▶ **Objective**: Wherever the word "also" shows up in a line, please copy that line.
+++++
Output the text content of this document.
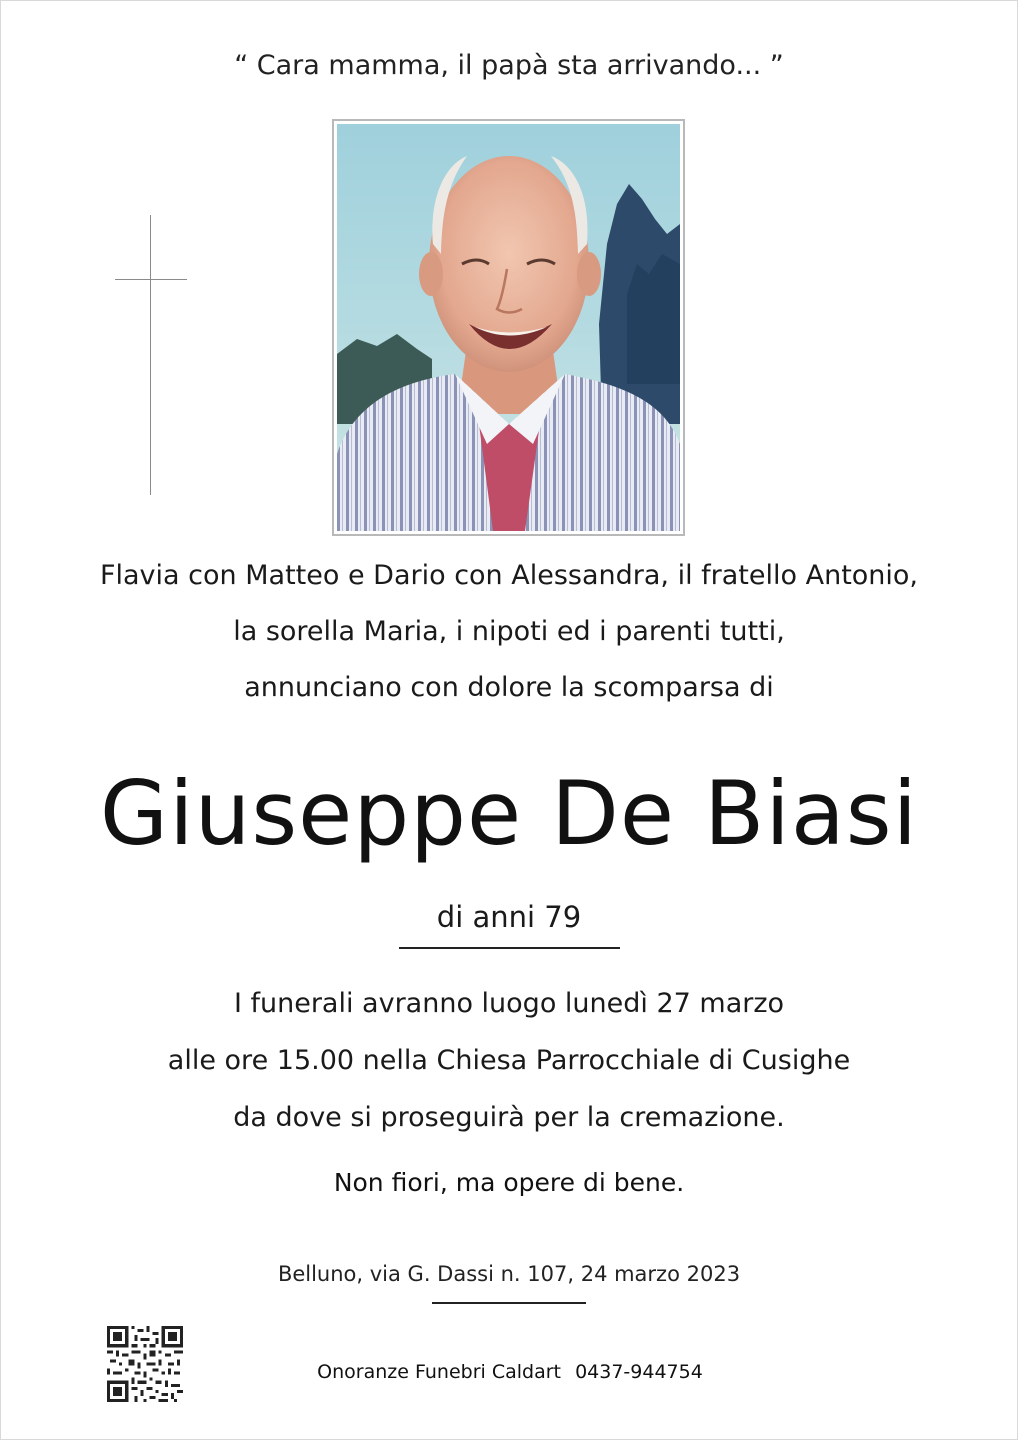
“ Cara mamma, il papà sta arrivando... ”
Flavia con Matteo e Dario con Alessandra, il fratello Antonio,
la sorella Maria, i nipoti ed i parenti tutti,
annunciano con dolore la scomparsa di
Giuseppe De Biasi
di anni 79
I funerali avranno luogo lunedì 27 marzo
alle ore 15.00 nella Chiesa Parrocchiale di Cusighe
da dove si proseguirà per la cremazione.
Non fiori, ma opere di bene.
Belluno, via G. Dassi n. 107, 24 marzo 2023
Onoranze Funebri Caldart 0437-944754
+++++
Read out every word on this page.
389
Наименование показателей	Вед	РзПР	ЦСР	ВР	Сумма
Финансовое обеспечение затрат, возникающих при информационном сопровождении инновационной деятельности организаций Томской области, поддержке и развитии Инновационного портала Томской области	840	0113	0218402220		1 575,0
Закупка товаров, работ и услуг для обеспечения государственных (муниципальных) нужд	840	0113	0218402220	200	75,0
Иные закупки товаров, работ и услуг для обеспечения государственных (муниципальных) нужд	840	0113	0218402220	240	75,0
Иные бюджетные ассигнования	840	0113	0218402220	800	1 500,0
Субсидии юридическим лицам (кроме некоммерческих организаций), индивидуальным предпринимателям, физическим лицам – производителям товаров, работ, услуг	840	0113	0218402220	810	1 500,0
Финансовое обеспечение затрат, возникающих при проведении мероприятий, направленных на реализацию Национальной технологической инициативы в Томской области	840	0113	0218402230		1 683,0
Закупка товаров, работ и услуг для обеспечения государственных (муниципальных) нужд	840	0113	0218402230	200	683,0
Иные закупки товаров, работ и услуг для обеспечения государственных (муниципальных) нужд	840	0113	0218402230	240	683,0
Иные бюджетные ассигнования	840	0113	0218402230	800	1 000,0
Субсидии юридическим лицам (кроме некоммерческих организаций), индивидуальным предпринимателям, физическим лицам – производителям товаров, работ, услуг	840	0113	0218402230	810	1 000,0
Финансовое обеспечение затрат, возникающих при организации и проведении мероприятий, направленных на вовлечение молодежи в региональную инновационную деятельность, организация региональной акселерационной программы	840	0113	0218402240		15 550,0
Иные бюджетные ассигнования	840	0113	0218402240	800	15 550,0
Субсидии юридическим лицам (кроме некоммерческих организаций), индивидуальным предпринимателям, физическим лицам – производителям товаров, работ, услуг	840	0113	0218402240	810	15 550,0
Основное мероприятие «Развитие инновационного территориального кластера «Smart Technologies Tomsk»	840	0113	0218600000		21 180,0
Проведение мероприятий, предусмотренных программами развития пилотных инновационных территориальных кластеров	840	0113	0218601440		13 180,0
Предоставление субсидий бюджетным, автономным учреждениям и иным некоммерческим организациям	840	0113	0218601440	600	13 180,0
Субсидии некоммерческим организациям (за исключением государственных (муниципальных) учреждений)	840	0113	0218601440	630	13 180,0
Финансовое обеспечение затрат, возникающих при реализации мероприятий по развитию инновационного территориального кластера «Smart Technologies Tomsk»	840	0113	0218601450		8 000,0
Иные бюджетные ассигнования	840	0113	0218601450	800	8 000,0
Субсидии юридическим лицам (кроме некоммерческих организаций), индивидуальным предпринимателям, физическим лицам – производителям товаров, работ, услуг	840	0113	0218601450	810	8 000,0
+++++
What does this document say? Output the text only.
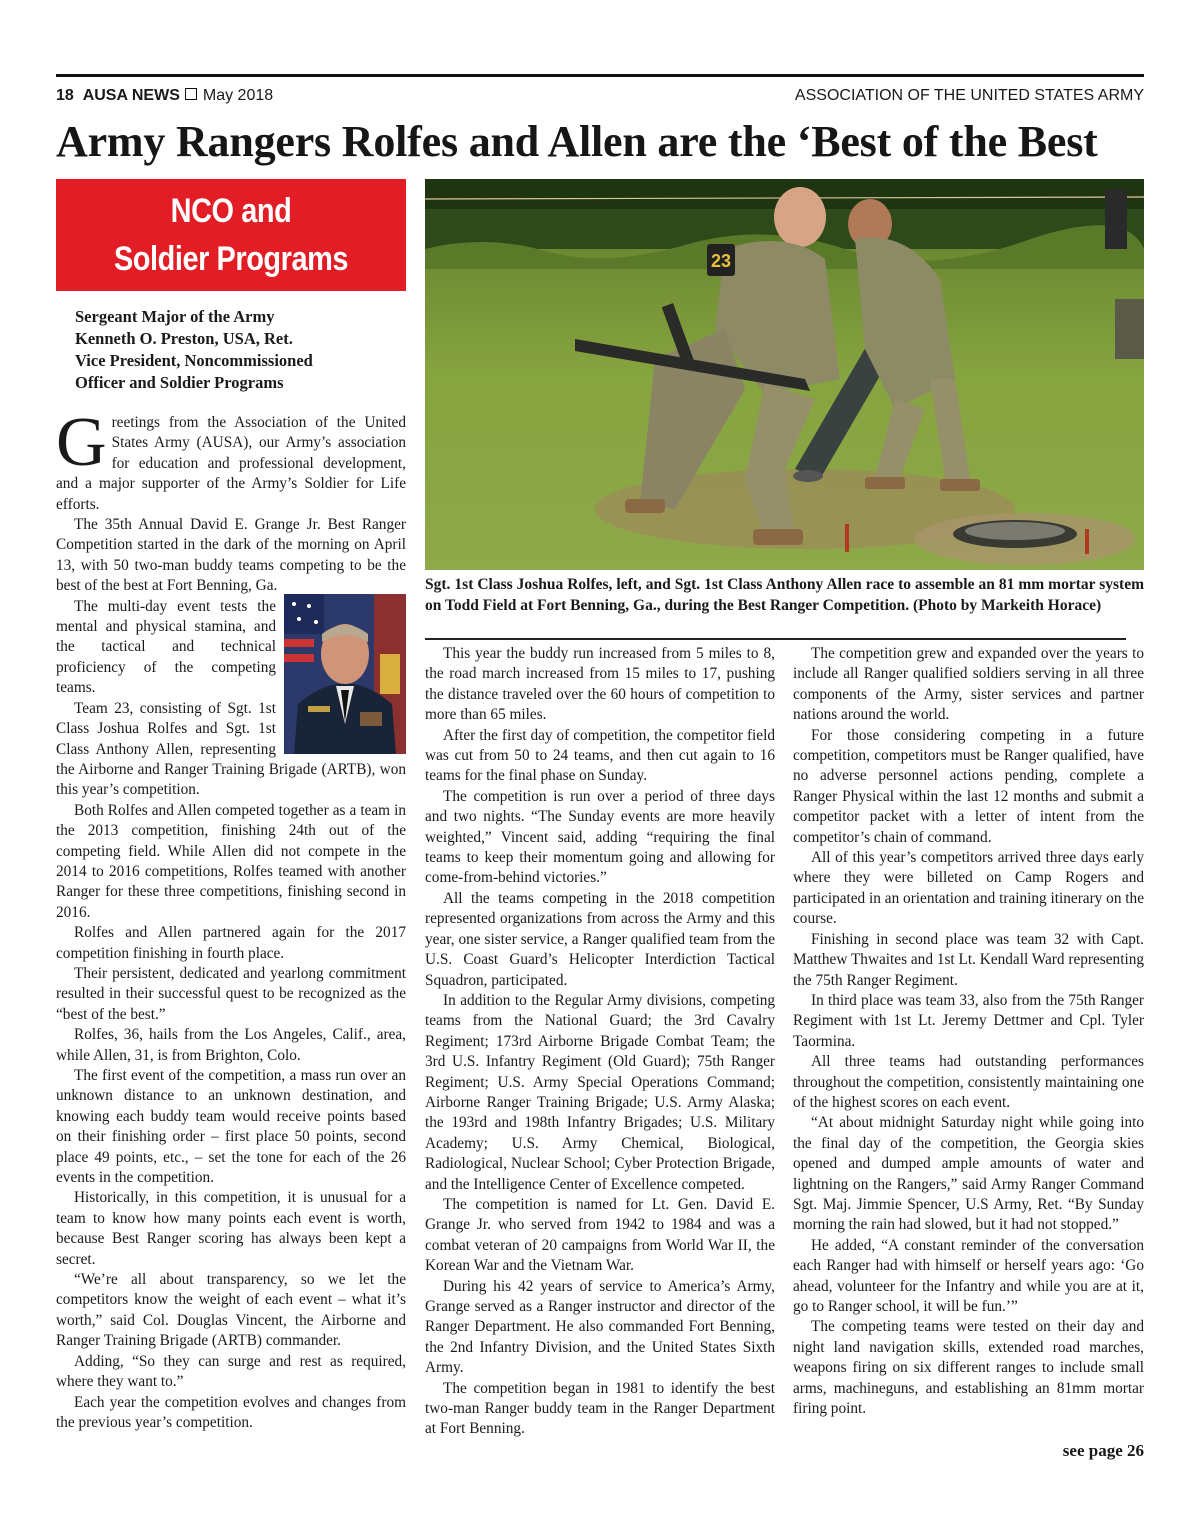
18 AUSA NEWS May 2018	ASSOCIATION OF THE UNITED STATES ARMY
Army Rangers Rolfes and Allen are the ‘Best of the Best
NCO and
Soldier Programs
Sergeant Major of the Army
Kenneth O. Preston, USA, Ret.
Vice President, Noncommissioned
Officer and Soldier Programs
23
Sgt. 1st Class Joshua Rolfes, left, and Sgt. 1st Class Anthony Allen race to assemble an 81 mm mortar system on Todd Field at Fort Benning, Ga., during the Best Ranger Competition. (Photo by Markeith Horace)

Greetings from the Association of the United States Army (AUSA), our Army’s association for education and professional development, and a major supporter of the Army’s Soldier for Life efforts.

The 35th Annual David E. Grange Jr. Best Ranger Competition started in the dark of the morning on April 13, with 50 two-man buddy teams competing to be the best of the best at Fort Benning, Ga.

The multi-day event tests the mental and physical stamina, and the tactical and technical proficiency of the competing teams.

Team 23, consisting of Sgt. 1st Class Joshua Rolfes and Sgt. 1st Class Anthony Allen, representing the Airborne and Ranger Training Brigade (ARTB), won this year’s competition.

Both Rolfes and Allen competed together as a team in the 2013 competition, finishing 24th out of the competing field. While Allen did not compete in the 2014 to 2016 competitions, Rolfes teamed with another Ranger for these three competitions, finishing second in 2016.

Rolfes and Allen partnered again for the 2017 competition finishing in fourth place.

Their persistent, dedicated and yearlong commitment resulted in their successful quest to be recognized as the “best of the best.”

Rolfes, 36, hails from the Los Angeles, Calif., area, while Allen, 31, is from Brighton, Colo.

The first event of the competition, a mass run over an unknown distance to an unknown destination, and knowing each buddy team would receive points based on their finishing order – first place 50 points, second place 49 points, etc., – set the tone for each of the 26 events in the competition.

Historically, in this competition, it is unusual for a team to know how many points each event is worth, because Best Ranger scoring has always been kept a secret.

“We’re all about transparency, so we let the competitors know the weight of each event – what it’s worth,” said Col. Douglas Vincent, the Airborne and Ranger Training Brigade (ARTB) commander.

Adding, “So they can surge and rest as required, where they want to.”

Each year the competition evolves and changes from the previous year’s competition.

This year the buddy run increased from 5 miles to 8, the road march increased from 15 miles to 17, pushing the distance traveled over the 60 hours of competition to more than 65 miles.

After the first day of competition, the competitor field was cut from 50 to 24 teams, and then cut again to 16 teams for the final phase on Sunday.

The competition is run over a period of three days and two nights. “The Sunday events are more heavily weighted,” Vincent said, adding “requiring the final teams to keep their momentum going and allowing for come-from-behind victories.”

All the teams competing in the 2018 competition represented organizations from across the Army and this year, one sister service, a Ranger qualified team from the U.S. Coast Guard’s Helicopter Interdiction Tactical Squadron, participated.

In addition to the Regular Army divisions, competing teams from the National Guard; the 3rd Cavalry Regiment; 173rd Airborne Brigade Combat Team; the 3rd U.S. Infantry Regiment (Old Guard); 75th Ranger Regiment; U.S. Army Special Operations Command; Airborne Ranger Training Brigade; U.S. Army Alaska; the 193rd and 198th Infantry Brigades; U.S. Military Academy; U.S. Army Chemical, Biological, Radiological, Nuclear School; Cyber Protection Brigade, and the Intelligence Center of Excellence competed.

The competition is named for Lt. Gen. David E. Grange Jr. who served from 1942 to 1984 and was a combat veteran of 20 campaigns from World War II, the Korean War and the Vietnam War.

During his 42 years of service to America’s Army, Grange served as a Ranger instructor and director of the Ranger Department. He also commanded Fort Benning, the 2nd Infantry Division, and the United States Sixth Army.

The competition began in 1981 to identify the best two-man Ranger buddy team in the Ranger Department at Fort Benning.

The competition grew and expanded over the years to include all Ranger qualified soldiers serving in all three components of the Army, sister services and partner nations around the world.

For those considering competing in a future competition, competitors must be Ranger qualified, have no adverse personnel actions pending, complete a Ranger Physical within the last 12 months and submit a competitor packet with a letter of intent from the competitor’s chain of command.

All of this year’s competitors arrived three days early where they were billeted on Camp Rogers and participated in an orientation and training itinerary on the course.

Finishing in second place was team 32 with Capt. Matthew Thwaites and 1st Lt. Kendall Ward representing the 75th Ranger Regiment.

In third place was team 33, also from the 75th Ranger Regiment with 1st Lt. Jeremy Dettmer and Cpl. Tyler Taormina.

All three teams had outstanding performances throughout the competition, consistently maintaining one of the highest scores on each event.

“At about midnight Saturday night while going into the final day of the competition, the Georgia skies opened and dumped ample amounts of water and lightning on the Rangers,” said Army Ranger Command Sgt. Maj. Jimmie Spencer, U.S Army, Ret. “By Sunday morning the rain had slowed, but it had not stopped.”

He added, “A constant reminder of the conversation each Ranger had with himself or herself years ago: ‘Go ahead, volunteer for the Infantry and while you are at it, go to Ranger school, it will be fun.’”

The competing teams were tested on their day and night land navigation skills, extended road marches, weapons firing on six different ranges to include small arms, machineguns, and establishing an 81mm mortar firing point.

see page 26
+++++
▶ **Exercise answer**:
During his 42 years of service to America’s Army, Grange served as a Ranger instructor and director of the Ranger Department. He also commanded Fort Benning, the 2nd Infantry Division, and the United States Sixth Army.
In third place was team 33, also from the 75th Ranger Regiment with 1st Lt. Jeremy Dettmer and Cpl. Tyler Taormina.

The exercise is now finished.